Copy out every line in the entries below that includes "CRUZEIRO".

_ _ _

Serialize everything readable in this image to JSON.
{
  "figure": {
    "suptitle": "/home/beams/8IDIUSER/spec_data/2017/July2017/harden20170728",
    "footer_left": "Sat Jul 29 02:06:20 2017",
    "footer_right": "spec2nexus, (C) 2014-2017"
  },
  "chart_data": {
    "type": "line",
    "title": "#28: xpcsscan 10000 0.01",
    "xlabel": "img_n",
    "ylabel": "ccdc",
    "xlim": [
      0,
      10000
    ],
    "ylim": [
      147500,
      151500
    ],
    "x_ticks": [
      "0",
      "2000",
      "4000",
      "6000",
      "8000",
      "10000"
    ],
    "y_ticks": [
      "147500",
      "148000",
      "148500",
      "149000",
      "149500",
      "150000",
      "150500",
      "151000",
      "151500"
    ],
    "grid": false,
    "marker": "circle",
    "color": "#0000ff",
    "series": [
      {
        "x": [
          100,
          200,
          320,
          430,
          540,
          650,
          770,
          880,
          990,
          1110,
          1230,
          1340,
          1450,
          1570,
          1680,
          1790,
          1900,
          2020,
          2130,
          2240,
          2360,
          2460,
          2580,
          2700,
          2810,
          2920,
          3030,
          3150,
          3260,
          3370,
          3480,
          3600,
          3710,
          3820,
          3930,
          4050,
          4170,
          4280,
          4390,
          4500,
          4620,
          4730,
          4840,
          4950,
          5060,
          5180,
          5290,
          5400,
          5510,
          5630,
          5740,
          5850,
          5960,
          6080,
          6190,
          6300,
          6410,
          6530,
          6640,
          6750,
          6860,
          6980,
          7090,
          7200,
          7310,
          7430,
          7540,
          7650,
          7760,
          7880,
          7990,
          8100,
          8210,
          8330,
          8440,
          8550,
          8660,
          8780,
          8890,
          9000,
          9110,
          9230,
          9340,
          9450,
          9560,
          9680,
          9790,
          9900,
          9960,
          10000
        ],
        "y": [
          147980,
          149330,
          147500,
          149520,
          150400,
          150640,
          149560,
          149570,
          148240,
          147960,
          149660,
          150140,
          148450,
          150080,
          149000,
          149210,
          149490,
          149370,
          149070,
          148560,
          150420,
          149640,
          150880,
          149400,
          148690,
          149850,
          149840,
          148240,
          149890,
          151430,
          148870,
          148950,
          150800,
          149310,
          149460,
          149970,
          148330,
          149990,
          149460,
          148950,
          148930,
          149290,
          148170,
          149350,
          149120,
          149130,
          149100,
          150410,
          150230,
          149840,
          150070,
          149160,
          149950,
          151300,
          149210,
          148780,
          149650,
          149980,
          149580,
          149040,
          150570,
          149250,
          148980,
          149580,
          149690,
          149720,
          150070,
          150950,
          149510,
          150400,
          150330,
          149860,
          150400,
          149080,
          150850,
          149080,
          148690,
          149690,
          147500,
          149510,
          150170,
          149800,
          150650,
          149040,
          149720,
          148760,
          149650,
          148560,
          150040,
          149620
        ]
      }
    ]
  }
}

_ _ _

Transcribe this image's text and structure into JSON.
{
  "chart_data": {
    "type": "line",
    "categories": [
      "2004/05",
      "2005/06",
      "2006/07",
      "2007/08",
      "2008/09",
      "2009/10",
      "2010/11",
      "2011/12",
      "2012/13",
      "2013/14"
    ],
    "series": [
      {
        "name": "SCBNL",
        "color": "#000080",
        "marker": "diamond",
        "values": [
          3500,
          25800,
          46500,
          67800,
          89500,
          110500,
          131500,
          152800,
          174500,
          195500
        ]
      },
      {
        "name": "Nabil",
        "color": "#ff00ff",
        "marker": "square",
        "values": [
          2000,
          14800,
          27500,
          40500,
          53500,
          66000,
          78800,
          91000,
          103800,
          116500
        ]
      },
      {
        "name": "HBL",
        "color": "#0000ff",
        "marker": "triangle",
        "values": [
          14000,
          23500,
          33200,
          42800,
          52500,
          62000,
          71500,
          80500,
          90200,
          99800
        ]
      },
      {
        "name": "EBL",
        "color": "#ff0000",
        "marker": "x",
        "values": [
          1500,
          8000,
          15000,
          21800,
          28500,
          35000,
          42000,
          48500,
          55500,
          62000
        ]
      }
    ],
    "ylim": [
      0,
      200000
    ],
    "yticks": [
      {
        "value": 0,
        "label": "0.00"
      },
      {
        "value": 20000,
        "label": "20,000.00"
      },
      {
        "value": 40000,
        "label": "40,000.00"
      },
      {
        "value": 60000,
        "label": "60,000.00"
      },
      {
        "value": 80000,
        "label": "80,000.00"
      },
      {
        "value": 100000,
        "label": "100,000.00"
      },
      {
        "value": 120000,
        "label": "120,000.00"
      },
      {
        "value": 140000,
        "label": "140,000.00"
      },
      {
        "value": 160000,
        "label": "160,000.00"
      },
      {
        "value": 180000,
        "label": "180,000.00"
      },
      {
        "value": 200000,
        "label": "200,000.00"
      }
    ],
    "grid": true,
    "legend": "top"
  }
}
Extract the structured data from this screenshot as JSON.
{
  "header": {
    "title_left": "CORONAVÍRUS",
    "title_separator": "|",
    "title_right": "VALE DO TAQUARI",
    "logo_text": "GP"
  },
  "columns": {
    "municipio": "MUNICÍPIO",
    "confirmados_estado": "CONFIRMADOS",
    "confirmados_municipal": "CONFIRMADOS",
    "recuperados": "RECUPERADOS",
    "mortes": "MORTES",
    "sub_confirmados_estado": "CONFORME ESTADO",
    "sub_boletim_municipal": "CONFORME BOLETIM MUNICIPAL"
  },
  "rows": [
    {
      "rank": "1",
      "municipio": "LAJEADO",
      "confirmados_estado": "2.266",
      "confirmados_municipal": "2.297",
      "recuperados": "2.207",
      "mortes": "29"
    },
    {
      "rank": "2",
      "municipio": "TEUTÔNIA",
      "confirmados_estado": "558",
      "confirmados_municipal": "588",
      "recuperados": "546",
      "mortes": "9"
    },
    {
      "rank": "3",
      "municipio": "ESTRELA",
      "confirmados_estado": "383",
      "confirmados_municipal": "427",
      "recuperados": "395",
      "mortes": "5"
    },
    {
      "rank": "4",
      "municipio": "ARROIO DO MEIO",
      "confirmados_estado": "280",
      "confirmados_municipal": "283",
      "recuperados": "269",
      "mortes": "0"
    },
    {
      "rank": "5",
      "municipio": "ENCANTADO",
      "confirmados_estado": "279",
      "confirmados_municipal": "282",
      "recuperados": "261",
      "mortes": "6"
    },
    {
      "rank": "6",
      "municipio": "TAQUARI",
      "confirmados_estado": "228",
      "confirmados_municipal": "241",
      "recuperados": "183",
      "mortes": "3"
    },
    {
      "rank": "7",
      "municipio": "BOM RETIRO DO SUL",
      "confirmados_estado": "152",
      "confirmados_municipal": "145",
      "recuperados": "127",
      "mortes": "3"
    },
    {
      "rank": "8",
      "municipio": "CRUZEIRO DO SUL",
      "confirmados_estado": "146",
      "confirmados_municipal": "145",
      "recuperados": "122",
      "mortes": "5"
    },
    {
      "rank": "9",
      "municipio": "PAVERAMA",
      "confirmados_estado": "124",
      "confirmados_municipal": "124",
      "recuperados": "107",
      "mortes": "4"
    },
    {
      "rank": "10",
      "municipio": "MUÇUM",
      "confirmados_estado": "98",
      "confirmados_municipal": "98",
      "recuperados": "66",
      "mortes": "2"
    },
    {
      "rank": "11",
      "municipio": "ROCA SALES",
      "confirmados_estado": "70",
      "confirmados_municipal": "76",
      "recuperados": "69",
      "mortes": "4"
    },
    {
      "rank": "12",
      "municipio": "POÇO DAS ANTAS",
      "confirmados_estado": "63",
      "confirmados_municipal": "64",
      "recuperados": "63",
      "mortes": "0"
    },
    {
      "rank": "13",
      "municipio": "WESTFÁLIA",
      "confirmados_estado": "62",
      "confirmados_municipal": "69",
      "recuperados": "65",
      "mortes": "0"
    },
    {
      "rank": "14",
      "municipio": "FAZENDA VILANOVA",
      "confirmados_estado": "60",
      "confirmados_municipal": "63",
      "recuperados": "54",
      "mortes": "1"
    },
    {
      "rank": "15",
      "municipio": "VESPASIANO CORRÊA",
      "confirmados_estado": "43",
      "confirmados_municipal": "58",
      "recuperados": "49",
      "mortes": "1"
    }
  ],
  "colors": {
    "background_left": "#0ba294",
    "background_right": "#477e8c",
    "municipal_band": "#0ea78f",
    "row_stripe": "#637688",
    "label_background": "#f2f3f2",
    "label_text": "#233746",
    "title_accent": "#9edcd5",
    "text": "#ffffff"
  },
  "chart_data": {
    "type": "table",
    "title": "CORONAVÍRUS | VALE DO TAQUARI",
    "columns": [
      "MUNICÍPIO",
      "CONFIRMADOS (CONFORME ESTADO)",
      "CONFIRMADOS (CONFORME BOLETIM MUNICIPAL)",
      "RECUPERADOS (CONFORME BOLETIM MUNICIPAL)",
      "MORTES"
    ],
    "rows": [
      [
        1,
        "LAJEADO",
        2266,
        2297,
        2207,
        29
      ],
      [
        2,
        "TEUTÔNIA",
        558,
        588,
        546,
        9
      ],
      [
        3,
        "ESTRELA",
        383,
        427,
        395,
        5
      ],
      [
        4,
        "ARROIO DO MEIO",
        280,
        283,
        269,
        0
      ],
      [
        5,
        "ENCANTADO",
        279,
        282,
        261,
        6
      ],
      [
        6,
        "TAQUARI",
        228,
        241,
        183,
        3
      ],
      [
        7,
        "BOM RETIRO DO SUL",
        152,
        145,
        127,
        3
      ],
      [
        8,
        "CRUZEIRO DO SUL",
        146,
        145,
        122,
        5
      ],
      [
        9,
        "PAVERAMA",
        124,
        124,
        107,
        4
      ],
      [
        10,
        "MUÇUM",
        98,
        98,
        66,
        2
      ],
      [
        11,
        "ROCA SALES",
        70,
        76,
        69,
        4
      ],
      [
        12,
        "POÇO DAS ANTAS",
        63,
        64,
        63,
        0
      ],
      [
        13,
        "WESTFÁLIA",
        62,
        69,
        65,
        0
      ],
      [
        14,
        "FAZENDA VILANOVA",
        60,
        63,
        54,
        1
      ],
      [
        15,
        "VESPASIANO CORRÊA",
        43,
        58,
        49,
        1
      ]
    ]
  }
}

_ _ _

ANSWER TO THIS EXERCISE:
      "municipio": "CRUZEIRO DO SUL",
        "CRUZEIRO DO SUL",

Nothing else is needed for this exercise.